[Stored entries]

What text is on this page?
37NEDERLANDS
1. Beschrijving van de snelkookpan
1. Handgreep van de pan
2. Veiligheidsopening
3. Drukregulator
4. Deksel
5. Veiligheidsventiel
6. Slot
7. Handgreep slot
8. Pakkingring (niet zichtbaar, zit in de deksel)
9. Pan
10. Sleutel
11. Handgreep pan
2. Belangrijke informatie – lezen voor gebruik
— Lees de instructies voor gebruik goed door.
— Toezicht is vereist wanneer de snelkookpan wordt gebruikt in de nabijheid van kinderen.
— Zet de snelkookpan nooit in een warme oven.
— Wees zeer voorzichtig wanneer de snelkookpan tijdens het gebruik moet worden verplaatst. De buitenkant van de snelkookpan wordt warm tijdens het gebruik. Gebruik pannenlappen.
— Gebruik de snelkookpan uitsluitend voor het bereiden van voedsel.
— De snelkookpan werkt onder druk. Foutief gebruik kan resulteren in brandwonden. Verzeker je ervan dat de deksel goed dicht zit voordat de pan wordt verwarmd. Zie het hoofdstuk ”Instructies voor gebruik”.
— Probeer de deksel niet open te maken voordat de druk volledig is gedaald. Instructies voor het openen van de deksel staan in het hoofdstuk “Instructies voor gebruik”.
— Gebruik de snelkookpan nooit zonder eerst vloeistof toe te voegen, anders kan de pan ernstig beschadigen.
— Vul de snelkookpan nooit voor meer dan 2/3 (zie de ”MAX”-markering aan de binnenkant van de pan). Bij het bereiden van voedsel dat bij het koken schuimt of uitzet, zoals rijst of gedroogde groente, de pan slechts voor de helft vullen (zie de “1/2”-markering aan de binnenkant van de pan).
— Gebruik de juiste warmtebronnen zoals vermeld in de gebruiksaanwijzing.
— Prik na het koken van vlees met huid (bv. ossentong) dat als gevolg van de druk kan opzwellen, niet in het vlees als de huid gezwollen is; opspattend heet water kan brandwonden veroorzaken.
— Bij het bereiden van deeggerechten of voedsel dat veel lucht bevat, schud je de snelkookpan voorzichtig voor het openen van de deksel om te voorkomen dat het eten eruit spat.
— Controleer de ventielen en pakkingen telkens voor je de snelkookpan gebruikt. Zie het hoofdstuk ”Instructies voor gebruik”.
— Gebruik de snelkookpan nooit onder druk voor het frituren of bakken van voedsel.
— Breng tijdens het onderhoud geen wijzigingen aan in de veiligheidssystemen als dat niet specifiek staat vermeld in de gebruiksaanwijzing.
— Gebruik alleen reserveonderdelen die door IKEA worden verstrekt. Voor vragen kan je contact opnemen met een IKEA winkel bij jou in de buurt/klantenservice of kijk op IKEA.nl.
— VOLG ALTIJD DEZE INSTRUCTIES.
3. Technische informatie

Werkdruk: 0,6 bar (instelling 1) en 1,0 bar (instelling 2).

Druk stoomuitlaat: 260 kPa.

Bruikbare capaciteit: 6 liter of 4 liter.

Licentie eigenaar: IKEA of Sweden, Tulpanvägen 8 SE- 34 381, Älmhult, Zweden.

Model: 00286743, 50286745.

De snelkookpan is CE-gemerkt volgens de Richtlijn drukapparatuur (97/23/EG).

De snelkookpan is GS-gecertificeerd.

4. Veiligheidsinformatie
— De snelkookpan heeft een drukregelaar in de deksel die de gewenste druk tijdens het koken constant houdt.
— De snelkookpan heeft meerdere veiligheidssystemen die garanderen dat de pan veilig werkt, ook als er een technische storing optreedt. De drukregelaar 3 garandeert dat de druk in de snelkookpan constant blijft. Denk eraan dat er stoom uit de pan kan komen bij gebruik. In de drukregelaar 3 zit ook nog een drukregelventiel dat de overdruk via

Given problem:
Extract every line above exactly as it stands.

Answer for this exercise:
What text is on this page?
37NEDERLANDS
1. Beschrijving van de snelkookpan
1. Handgreep van de pan
2. Veiligheidsopening
3. Drukregulator
4. Deksel
5. Veiligheidsventiel
6. Slot
7. Handgreep slot
8. Pakkingring (niet zichtbaar, zit in de deksel)
9. Pan
10. Sleutel
11. Handgreep pan
2. Belangrijke informatie – lezen voor gebruik
— Lees de instructies voor gebruik goed door.
— Toezicht is vereist wanneer de snelkookpan wordt gebruikt in de nabijheid van kinderen.
— Zet de snelkookpan nooit in een warme oven.
— Wees zeer voorzichtig wanneer de snelkookpan tijdens het gebruik moet worden verplaatst. De buitenkant van de snelkookpan wordt warm tijdens het gebruik. Gebruik pannenlappen.
— Gebruik de snelkookpan uitsluitend voor het bereiden van voedsel.
— De snelkookpan werkt onder druk. Foutief gebruik kan resulteren in brandwonden. Verzeker je ervan dat de deksel goed dicht zit voordat de pan wordt verwarmd. Zie het hoofdstuk ”Instructies voor gebruik”.
— Probeer de deksel niet open te maken voordat de druk volledig is gedaald. Instructies voor het openen van de deksel staan in het hoofdstuk “Instructies voor gebruik”.
— Gebruik de snelkookpan nooit zonder eerst vloeistof toe te voegen, anders kan de pan ernstig beschadigen.
— Vul de snelkookpan nooit voor meer dan 2/3 (zie de ”MAX”-markering aan de binnenkant van de pan). Bij het bereiden van voedsel dat bij het koken schuimt of uitzet, zoals rijst of gedroogde groente, de pan slechts voor de helft vullen (zie de “1/2”-markering aan de binnenkant van de pan).
— Gebruik de juiste warmtebronnen zoals vermeld in de gebruiksaanwijzing.
— Prik na het koken van vlees met huid (bv. ossentong) dat als gevolg van de druk kan opzwellen, niet in het vlees als de huid gezwollen is; opspattend heet water kan brandwonden veroorzaken.
— Bij het bereiden van deeggerechten of voedsel dat veel lucht bevat, schud je de snelkookpan voorzichtig voor het openen van de deksel om te voorkomen dat het eten eruit spat.
— Controleer de ventielen en pakkingen telkens voor je de snelkookpan gebruikt. Zie het hoofdstuk ”Instructies voor gebruik”.
— Gebruik de snelkookpan nooit onder druk voor het frituren of bakken van voedsel.
— Breng tijdens het onderhoud geen wijzigingen aan in de veiligheidssystemen als dat niet specifiek staat vermeld in de gebruiksaanwijzing.
— Gebruik alleen reserveonderdelen die door IKEA worden verstrekt. Voor vragen kan je contact opnemen met een IKEA winkel bij jou in de buurt/klantenservice of kijk op IKEA.nl.
— VOLG ALTIJD DEZE INSTRUCTIES.
3. Technische informatie

Werkdruk: 0,6 bar (instelling 1) en 1,0 bar (instelling 2).

Druk stoomuitlaat: 260 kPa.

Bruikbare capaciteit: 6 liter of 4 liter.

Licentie eigenaar: IKEA of Sweden, Tulpanvägen 8 SE- 34 381, Älmhult, Zweden.

Model: 00286743, 50286745.

De snelkookpan is CE-gemerkt volgens de Richtlijn drukapparatuur (97/23/EG).

De snelkookpan is GS-gecertificeerd.

4. Veiligheidsinformatie
— De snelkookpan heeft een drukregelaar in de deksel die de gewenste druk tijdens het koken constant houdt.
— De snelkookpan heeft meerdere veiligheidssystemen die garanderen dat de pan veilig werkt, ook als er een technische storing optreedt. De drukregelaar 3 garandeert dat de druk in de snelkookpan constant blijft. Denk eraan dat er stoom uit de pan kan komen bij gebruik. In de drukregelaar 3 zit ook nog een drukregelventiel dat de overdruk via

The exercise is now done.